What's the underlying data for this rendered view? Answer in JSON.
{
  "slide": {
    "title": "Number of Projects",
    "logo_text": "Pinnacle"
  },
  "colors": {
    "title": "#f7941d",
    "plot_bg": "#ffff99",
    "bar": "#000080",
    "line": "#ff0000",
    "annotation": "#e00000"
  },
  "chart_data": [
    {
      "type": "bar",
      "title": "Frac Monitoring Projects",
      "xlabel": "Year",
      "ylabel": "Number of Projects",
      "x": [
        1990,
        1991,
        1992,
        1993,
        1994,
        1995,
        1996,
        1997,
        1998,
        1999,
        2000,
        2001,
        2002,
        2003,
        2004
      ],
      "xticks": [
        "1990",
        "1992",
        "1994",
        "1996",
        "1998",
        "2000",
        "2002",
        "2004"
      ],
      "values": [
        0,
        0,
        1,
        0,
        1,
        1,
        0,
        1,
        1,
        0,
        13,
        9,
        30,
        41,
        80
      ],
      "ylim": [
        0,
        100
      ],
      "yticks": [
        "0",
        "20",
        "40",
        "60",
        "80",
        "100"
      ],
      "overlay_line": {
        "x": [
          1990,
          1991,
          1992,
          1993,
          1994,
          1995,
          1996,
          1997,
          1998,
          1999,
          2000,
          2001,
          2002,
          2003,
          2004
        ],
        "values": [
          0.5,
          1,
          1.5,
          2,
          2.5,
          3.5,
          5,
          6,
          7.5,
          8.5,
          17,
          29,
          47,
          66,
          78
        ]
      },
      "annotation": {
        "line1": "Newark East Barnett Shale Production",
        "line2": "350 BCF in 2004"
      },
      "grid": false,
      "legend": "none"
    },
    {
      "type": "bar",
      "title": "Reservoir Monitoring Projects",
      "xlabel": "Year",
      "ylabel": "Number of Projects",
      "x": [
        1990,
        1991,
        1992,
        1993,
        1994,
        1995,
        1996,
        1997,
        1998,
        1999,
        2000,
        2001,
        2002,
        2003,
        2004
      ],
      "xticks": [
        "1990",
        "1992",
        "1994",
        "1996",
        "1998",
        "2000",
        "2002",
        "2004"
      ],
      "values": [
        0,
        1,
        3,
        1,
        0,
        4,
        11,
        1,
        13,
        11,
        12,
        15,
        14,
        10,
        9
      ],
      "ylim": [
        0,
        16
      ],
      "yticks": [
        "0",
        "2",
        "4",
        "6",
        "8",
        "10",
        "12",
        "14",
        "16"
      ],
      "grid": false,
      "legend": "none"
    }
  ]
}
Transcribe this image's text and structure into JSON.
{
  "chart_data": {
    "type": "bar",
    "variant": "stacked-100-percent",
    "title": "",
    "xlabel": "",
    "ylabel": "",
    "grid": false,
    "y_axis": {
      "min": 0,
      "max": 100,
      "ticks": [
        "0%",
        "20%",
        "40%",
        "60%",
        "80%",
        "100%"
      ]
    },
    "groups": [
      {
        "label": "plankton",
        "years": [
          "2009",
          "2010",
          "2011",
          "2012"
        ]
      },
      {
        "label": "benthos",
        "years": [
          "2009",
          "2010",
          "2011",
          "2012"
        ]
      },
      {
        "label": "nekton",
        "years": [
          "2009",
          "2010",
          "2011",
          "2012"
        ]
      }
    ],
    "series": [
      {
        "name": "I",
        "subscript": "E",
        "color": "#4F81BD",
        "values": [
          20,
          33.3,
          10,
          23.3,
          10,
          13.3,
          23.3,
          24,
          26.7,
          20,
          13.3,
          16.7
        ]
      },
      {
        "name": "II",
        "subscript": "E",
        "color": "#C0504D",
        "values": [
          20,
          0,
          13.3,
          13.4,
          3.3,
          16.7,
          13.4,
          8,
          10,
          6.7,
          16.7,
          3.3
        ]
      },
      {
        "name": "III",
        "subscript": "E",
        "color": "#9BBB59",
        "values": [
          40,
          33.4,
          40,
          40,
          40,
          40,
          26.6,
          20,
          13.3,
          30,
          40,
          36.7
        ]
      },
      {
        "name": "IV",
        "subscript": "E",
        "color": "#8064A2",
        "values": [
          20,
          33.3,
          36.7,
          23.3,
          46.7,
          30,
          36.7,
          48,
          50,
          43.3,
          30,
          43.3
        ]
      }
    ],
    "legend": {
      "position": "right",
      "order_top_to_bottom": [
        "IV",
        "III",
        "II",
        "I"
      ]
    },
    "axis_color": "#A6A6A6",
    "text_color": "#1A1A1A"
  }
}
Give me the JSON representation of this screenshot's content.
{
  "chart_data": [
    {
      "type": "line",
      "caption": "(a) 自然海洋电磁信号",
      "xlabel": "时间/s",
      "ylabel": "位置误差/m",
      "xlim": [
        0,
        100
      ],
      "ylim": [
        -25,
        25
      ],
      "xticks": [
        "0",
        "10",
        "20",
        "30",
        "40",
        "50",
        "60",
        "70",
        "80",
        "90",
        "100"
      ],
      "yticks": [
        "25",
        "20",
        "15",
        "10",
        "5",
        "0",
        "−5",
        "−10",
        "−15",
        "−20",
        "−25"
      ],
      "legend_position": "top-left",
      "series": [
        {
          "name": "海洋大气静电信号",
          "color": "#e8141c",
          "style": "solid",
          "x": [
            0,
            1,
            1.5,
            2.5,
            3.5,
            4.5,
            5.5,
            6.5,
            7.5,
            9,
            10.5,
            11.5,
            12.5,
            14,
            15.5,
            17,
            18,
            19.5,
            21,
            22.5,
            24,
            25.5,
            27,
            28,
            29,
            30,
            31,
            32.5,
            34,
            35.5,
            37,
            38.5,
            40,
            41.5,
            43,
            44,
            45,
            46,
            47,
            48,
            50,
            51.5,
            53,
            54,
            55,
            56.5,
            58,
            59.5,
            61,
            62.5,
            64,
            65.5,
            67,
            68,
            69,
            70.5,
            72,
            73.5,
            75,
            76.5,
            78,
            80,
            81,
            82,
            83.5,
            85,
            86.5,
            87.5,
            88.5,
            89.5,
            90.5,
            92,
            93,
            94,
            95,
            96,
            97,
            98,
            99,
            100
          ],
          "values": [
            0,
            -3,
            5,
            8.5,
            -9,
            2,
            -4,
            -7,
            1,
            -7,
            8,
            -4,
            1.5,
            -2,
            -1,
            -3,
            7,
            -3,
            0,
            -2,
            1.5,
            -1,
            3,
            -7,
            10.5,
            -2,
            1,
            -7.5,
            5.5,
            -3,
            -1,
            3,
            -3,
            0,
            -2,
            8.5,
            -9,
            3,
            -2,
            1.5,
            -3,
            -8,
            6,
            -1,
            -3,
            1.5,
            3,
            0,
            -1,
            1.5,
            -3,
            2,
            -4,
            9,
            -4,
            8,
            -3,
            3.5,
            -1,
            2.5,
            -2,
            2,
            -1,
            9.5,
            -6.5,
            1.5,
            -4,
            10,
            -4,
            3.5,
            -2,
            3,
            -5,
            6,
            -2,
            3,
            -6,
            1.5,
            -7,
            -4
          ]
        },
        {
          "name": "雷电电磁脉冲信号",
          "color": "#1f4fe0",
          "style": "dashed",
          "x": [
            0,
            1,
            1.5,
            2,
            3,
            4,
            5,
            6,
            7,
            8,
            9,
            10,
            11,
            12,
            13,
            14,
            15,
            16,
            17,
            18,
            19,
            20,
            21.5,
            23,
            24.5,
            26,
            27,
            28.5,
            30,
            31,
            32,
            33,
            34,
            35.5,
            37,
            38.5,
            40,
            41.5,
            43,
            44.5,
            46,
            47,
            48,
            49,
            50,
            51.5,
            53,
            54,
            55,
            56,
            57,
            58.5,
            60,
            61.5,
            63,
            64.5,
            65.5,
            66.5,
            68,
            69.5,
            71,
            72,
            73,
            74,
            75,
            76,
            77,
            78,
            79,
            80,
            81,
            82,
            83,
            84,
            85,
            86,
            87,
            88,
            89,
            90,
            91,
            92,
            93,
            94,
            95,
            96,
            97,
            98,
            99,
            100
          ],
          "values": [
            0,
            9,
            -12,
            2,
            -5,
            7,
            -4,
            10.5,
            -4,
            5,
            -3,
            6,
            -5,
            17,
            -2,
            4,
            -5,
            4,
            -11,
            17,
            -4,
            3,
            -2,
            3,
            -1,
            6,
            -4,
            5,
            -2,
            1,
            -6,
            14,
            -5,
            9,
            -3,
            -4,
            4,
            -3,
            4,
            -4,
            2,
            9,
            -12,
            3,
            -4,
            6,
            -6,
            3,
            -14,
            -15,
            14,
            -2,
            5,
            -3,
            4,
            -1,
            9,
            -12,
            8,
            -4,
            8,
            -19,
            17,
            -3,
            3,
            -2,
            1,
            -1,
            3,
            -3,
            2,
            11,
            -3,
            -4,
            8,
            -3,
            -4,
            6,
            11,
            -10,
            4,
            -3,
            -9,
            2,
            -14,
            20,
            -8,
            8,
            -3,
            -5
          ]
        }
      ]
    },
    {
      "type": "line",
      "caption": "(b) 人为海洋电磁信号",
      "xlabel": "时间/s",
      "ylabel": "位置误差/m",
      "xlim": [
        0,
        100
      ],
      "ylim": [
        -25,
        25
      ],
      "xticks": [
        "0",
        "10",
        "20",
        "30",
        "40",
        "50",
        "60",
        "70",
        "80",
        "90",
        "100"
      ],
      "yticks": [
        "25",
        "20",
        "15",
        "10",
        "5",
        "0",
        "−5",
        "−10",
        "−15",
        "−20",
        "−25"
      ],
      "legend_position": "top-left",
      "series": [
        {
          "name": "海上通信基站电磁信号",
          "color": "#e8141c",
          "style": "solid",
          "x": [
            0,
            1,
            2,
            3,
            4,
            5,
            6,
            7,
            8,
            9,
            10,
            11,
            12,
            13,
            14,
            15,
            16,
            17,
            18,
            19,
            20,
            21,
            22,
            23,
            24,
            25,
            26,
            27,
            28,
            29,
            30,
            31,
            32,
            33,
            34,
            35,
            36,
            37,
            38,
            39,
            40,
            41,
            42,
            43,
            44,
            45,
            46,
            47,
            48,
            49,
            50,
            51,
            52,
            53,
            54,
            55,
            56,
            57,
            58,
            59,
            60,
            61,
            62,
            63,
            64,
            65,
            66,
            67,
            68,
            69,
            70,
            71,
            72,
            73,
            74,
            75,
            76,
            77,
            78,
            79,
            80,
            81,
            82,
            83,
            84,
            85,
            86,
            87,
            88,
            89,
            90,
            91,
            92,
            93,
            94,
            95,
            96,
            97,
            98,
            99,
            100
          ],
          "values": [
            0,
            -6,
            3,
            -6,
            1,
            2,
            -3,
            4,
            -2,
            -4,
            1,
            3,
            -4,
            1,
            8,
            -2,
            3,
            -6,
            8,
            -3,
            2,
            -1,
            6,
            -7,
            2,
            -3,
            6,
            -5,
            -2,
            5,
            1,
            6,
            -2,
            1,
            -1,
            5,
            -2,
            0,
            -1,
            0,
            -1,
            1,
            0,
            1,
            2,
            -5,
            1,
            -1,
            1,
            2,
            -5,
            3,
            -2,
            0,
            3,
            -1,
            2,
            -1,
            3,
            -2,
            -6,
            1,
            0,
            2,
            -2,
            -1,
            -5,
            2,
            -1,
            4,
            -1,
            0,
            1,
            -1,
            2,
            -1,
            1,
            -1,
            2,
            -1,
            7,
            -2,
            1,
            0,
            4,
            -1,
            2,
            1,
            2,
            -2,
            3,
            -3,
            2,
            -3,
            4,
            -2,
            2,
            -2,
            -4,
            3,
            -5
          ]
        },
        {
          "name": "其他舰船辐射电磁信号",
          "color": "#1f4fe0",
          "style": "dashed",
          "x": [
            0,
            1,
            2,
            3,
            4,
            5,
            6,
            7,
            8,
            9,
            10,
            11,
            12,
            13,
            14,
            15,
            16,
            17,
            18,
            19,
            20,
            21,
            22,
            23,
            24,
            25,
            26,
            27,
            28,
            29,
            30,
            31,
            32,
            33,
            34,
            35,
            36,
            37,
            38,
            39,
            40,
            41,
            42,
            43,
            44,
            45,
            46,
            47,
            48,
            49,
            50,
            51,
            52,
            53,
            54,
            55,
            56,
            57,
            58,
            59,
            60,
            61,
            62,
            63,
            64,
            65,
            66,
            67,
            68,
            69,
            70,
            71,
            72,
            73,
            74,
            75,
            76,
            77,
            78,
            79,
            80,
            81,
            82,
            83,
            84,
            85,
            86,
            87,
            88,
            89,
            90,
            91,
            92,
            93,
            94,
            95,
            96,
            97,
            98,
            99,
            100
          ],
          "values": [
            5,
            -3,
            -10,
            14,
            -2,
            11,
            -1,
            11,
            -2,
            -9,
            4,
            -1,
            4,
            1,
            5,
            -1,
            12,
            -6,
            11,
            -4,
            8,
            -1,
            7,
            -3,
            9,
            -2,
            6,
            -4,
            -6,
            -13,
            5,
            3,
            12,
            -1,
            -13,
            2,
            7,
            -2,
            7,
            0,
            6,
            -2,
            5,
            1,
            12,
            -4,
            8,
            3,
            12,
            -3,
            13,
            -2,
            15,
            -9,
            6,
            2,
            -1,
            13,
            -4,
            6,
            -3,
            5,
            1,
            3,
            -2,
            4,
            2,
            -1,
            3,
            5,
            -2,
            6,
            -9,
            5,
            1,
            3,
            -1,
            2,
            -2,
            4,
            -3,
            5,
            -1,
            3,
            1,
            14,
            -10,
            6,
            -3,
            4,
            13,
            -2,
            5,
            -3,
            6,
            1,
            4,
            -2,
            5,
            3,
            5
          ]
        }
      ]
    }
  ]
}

TASK TO CARRY OUT
Read through the entries and copy every line that includes "caption".

EXPECTED ANSWER
      "caption": "(a) 自然海洋电磁信号",
      "caption": "(b) 人为海洋电磁信号",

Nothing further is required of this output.